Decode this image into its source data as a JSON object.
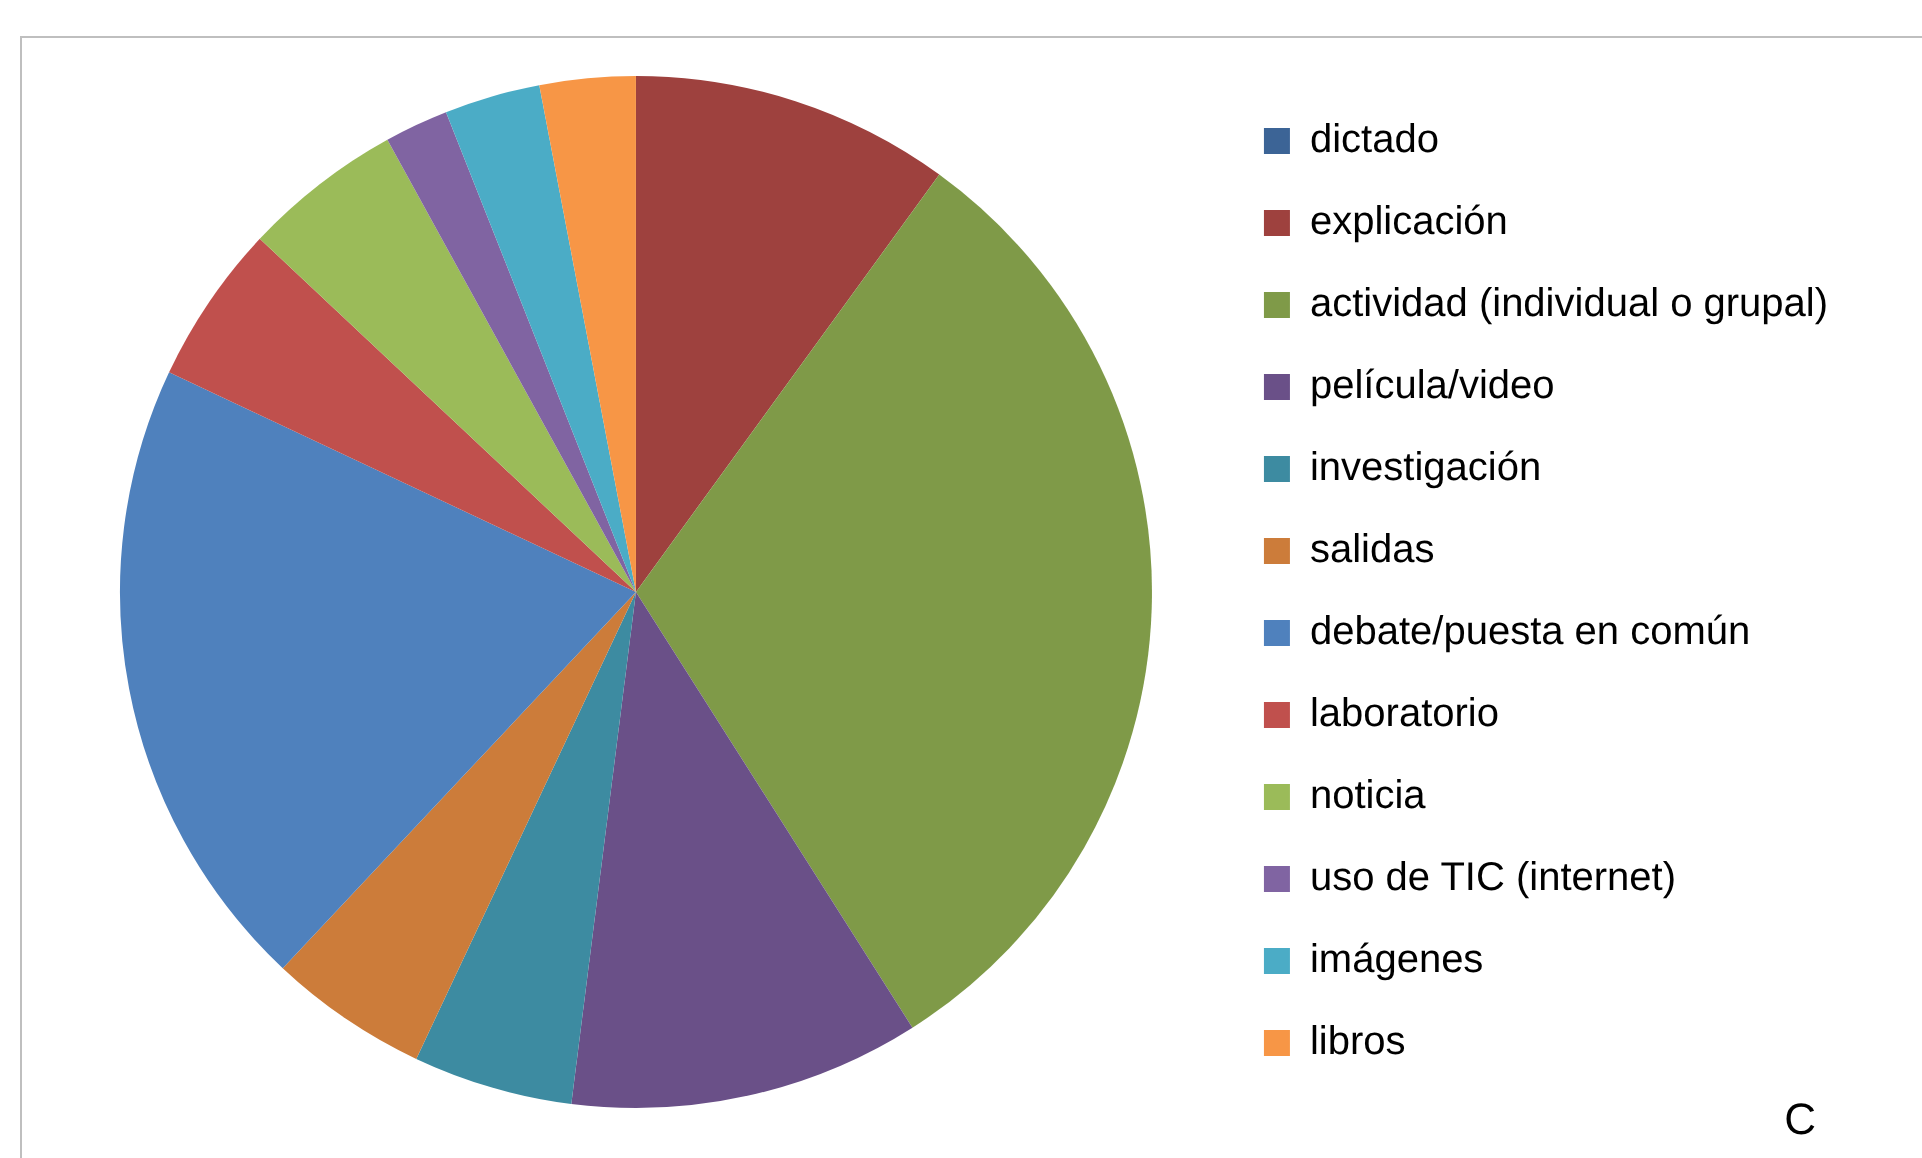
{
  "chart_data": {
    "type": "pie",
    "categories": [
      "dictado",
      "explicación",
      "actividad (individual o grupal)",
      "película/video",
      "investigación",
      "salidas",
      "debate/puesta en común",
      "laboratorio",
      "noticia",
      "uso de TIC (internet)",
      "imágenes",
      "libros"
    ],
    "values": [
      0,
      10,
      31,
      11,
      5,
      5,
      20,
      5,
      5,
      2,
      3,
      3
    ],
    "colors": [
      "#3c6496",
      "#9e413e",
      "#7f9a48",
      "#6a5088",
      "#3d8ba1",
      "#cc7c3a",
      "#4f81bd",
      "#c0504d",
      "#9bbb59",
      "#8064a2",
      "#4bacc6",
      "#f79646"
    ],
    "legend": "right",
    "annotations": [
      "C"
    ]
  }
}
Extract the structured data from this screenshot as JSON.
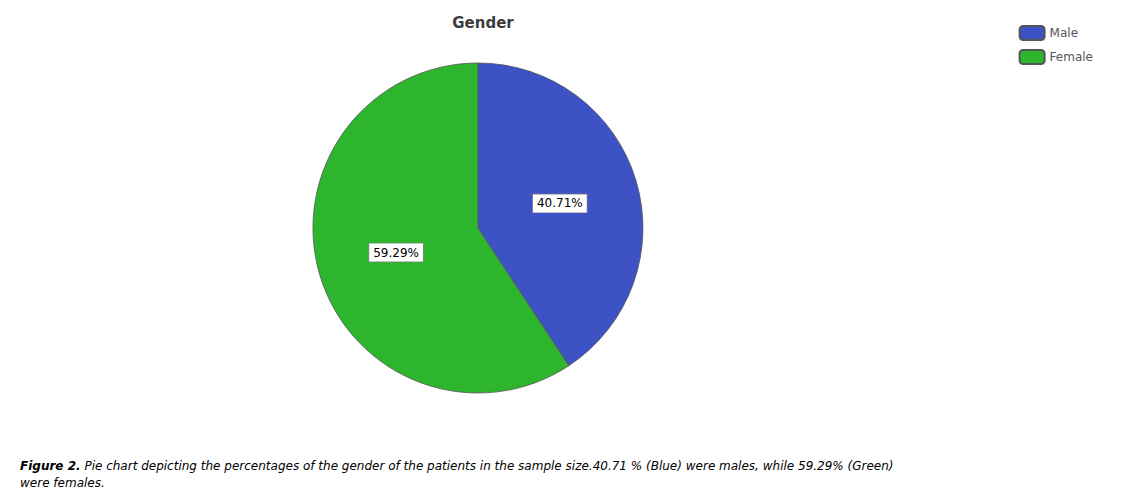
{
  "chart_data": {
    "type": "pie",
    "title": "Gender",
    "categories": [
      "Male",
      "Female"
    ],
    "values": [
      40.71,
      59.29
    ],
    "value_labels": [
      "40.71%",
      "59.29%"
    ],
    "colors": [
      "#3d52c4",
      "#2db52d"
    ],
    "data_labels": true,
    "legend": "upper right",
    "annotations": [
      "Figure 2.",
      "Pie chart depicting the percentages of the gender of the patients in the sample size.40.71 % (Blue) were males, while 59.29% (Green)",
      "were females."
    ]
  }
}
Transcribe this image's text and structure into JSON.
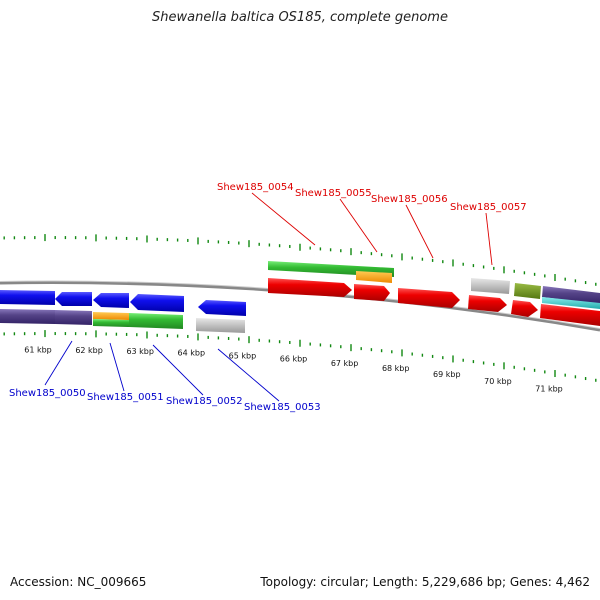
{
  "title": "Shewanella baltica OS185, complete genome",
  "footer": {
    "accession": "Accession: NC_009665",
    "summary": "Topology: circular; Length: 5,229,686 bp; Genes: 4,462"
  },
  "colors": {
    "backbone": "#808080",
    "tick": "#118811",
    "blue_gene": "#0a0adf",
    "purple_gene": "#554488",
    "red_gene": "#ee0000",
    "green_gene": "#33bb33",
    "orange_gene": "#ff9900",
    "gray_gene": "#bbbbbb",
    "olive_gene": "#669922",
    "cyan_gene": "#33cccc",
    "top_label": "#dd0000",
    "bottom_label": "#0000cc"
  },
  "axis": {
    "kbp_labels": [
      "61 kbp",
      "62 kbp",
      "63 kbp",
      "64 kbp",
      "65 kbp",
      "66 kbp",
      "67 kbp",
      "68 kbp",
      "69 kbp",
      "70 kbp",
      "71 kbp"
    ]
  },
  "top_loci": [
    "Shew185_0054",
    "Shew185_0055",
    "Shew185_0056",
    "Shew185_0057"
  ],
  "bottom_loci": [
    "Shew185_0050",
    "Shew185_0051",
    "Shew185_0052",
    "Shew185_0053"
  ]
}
•••
_Exercise aim_: Report each line above containing the string "JSON".

_Written response_:
Decode this image into its source data as a JSON object.
Extract the structured data from this screenshot as JSON.
Transcribe this image's text and structure into JSON.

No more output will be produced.